[OBJECTIVE] Copy each line below in which the string "name" occurs.

[STORED DATA]
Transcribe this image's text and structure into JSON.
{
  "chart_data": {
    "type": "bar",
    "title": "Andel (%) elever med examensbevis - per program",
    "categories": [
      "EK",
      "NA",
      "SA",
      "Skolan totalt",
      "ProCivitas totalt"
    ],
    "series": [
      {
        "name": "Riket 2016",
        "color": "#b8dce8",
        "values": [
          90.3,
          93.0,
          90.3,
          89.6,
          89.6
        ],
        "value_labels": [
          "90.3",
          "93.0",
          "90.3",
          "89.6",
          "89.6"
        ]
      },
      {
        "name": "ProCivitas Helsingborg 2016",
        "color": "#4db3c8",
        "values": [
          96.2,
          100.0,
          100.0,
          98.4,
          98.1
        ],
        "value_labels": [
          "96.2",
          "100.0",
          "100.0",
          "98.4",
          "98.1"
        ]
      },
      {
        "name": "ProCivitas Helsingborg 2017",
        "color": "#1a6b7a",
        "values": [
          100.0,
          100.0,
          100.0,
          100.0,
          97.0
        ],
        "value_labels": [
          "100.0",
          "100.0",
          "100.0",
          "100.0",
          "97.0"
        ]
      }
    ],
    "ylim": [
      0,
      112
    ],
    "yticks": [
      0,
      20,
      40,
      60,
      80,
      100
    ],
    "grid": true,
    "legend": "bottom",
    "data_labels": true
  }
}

[WRITTEN SOLUTION]
        "name": "Riket 2016",
        "name": "ProCivitas Helsingborg 2016",
        "name": "ProCivitas Helsingborg 2017",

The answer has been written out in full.